(Dataset items)
+--
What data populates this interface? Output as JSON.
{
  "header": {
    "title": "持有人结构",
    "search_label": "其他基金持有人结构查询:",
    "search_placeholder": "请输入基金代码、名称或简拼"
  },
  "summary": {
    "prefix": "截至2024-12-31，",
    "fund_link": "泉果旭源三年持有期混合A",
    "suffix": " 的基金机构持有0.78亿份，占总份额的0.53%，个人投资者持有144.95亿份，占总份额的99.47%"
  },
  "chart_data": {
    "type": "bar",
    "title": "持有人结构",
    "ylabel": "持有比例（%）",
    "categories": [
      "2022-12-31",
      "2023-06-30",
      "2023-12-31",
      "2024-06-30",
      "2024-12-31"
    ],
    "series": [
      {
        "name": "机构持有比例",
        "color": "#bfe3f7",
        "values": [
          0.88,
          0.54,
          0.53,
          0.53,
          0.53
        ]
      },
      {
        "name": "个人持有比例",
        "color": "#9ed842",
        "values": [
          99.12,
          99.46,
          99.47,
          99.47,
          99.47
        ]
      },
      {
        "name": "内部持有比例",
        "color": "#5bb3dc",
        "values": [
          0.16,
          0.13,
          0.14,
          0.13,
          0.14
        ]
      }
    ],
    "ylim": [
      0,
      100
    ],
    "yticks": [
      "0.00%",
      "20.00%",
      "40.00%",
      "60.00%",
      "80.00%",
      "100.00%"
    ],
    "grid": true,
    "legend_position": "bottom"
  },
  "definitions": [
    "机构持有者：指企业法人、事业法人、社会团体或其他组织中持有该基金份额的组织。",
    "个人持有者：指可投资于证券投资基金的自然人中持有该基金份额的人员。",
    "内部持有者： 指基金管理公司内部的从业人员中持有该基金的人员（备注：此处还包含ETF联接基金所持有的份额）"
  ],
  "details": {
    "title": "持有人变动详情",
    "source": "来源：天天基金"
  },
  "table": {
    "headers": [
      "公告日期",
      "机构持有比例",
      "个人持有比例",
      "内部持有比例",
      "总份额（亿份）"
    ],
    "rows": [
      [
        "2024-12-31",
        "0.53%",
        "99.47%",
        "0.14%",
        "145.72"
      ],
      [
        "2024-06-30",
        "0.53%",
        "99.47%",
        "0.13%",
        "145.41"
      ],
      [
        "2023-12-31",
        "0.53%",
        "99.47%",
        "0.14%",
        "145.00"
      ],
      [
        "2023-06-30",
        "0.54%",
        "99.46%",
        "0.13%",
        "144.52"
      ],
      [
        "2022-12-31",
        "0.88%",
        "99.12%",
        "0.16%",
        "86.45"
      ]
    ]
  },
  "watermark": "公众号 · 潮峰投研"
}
+--
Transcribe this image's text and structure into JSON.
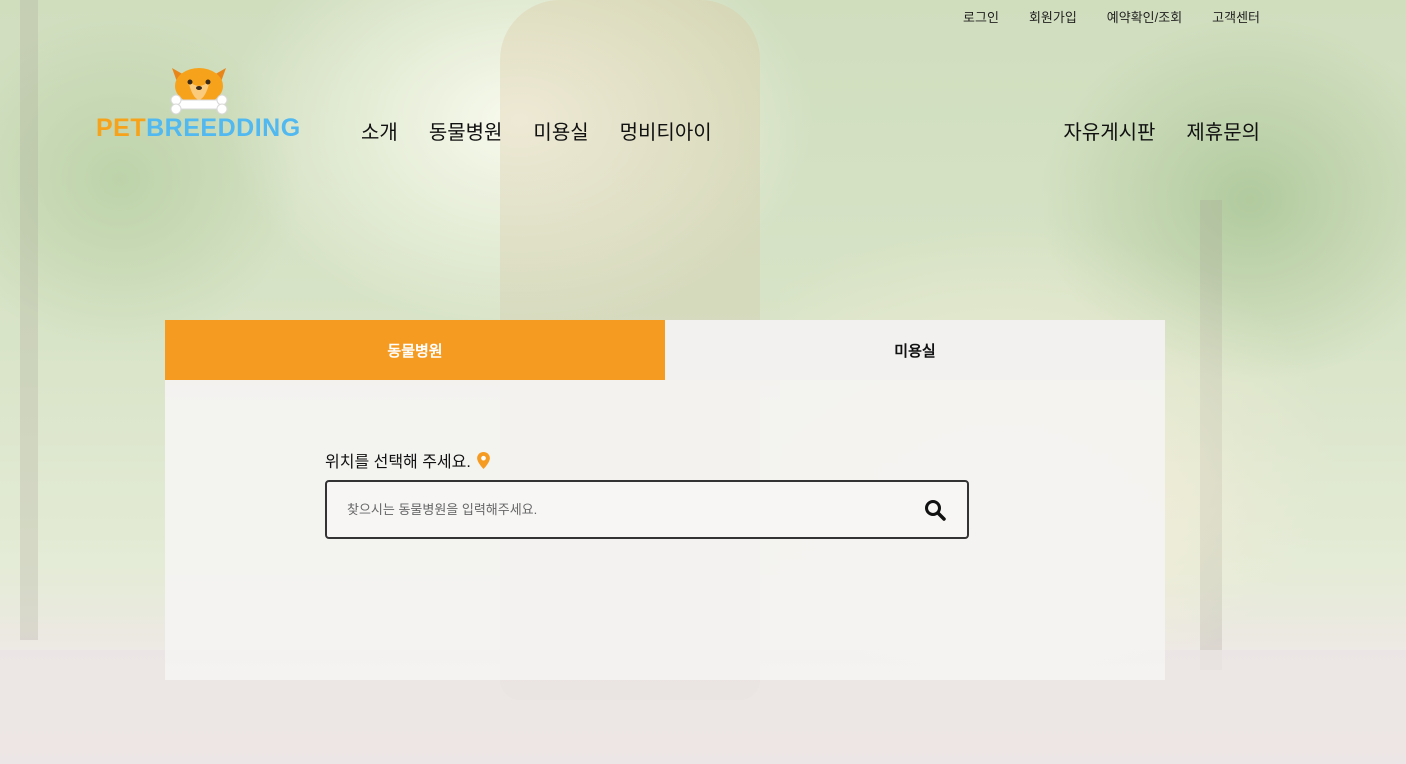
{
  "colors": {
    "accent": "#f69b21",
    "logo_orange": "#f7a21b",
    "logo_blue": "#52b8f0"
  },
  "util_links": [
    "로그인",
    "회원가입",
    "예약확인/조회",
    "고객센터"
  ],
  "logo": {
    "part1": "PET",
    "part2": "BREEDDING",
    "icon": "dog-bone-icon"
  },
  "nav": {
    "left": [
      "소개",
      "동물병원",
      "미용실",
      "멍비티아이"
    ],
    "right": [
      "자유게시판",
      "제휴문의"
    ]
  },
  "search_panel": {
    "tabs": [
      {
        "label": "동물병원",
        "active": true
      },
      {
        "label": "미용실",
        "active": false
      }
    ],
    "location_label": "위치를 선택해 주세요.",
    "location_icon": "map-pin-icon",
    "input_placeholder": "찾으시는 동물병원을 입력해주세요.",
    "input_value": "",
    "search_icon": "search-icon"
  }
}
+--
▶ [EXERCISE]: Find the lines containing "name" and list every one of them.

▶ [WRITTEN SOLUTION]:
        "name": "机构持有比例",
        "name": "个人持有比例",
        "name": "内部持有比例",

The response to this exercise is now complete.